Requirement 1:
Decide whether each statement below agrees with the passage on ceramic sample characterization, answering yes or no and quoting the deciding words of the passage: (a) The bulk density of the sample is calculated as 6.02 g cm⁻³. (b) The porosity value of 6.87% is described as indicating high porosity. (c) The agglomeration ratio is defined as the ratio of crystallite size to grain size.
Requirement 2:
In the passage on ceramic sample characterization, which software is used to calculate the grain size?
Requirement 3:
Extend the passage on ceramic sample characterization, starting after its final sentence about the agglomeration ratio.

This suggests that high-quality grains with minimal porosity are formed. Additionally, the sample shows well-developed crystal particles and distinct grain boundaries. The grain size is calculated using ImageJ software, as shown in Fig. 2(d), and it is approximately 120 μm. Fig. 2(e) demonstrates EDX information, which supports the weight and atomic percentage of all constituent elements on the surface. Fig. 2(f) and (g) show the atomic percentage and weight percentage of the sample to detect the elements present in the material. The bulk density of the sample, which is mass per volume, is calculated as 6.02 g cm⁻³, and the theoretical density is 6.46 g cm⁻³. The porosity of the sample is 6.87%, indicating low porosity. This suggests that your sample is quite dense, a characteristic typical of well-sintered ceramics.

The agglomeration ratio (AR) is a quantitative parameter used to estimate the extent of particle clustering in ceramic materials. It is the ratio of grain size to crystallite size. Utilizing the average particle size from SEM (120 nm) and the crystallite size from XRD (81.73 nm), the agglomeration ratio was computed. The result was roughly 1.47, suggesting mild agglomeration because of partial crystallite clustering during the synthesis process.

Data:
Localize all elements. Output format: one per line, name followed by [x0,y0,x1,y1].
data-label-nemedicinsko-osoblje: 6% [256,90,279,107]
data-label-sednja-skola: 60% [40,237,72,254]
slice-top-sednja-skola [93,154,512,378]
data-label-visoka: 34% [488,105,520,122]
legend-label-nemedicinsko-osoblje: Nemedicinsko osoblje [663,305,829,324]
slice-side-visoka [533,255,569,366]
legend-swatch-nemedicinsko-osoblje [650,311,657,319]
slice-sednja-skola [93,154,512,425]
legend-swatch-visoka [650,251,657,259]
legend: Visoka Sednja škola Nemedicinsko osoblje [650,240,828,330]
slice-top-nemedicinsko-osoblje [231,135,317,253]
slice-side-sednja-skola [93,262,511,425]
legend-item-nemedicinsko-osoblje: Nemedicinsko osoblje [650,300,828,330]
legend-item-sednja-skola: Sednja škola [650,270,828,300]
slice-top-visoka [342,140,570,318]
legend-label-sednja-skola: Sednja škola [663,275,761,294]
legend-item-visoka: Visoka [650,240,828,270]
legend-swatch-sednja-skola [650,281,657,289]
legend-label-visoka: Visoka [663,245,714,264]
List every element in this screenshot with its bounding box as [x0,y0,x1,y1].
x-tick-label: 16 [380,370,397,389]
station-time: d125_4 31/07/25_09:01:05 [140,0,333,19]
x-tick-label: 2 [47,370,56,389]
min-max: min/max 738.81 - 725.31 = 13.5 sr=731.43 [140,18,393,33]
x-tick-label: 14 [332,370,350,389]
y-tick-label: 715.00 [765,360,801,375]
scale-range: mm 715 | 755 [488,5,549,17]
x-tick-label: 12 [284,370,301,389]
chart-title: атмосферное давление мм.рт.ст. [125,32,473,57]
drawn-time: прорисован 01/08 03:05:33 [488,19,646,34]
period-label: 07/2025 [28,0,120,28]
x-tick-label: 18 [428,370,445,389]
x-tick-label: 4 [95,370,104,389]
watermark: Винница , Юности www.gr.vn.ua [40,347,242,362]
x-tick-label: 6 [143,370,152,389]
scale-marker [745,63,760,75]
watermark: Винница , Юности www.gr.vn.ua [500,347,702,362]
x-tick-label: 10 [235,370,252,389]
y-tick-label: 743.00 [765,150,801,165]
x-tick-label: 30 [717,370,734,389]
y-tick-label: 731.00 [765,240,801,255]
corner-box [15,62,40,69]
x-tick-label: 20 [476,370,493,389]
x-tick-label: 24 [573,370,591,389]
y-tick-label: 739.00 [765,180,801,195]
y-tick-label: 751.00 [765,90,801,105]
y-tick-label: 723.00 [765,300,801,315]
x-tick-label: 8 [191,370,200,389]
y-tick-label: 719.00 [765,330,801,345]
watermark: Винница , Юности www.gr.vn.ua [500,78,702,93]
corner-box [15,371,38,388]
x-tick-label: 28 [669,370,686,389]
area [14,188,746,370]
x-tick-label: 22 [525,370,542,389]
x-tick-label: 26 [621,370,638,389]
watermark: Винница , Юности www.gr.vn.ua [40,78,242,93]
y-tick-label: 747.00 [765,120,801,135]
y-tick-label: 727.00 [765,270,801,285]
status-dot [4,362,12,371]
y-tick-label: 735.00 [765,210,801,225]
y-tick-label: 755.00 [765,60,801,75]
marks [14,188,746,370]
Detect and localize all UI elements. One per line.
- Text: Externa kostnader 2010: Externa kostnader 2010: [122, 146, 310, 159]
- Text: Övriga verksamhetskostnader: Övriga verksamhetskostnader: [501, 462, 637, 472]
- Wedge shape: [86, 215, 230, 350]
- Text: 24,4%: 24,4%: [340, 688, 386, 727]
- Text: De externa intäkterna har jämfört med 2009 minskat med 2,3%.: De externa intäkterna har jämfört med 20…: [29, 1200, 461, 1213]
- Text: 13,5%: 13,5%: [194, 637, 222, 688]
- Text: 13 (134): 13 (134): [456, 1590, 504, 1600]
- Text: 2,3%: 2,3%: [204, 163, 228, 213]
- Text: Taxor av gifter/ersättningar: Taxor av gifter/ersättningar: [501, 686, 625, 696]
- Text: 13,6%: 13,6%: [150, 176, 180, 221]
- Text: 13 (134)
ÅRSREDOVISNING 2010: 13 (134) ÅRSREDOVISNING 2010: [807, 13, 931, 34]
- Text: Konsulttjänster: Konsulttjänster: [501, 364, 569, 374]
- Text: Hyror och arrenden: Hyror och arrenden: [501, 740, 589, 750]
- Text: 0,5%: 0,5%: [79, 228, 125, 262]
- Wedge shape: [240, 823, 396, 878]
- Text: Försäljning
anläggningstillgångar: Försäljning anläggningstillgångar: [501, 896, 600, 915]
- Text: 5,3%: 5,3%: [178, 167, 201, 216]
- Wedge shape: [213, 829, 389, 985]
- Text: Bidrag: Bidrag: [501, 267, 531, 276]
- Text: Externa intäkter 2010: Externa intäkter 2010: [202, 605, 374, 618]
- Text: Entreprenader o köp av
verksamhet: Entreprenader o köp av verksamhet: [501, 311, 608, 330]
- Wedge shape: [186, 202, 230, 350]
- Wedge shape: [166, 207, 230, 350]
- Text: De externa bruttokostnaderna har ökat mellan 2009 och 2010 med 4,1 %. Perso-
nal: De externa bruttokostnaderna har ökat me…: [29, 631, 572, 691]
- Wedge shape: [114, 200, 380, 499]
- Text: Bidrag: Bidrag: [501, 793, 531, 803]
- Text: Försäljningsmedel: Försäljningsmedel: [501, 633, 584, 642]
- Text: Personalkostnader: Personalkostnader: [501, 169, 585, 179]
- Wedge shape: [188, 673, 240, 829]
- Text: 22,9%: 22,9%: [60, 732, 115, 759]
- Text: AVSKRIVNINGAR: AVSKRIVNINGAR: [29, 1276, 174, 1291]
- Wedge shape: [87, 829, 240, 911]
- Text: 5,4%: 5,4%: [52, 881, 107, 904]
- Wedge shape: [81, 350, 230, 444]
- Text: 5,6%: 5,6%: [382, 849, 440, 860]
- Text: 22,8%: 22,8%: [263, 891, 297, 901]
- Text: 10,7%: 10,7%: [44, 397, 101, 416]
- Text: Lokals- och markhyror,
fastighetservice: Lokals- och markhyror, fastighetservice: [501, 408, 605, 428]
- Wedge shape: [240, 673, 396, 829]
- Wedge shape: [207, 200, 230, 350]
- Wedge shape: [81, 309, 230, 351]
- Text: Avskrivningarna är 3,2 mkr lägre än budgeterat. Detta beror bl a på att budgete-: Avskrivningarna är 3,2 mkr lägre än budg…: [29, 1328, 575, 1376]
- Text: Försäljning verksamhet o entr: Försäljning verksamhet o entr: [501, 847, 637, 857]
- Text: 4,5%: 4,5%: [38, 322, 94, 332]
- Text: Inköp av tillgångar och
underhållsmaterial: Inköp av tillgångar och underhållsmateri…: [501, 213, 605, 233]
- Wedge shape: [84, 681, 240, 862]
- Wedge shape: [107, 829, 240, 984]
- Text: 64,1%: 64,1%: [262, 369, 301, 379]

--

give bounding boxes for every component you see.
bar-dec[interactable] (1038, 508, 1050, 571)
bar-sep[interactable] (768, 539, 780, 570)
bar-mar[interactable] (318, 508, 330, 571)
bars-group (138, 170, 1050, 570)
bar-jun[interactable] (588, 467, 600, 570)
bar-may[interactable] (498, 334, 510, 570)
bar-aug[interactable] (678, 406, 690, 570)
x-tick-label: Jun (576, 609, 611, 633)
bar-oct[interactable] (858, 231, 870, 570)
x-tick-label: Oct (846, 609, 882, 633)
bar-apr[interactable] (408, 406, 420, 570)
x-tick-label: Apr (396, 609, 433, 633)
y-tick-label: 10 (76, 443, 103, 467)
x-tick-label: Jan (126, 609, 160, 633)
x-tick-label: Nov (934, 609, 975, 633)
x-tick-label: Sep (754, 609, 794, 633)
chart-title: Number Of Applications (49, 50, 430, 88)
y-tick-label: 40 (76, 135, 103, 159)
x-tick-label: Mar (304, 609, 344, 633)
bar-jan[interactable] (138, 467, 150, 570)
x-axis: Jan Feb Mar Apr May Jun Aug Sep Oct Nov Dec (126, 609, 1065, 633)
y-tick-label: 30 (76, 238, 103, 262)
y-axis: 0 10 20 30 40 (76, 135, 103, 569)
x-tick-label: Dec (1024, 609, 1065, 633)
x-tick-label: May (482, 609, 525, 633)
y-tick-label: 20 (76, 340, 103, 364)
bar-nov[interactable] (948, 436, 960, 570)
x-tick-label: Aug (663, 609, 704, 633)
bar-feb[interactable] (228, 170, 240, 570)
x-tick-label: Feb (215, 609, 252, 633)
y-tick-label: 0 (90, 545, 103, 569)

Written answer 1:
(a) Yes: "The bulk density of the sample, which is mass per volume, is calculated as 6.02 g cm⁻³"
(b) No: "The porosity of the sample is 6.87%, indicating low porosity."
(c) No: "It is the ratio of grain size to crystallite size."

Written answer 2:
ImageJ software.

Written answer 3:
3.3. Dielectric and polarization analysis

Fig. 3(a) and (b) shows the variation of dielectric loss (tan δ) and electric permittivity with respect to frequency. Here, the dielectric loss is tan δ = ε′′/ε′. It is evident that the peak intensity moved toward a higher frequency zone and rose with temperature. The change showed an increase in peak intensity and a decrease in relaxation time.^23,24 At low frequencies, the high value of tan δ is due to the high resistivity of the grain boundaries, which are more effective than grains. This occurs because of charge accumulation at the sample-electrode contacts.²⁵ In this instance, it is found that the permittivity value steadily rises as the temperature and frequency decrease and remains almost constant at higher frequencies. This kind of behaviour is consistent with Koop's macroscopic theory and the Maxwell–Wagner²⁶ pattern of interfacial polarization. Space charge polarization and the larger value of ε_r at lower frequencies are the reasons for the high value of ε_r near the minimum-frequency zone.²⁷

Fig. 3 (a) Dielectric constant as a function of temperature for various frequencies, (b) dielectric loss as a function of temperature for various frequencies, (c) at 25 °C, ferroelectric P–E hysteresis loop for SBT, and (d) energy storage density from the polarisation study.

Table 2 shows the reported value and the observed value of the dielectric constant and loss at nearly 500 °C and 100 kHz.

Table 2 Comparison of the reported value and observed value of different compounds

Compounds	tan δ	εr	Ref.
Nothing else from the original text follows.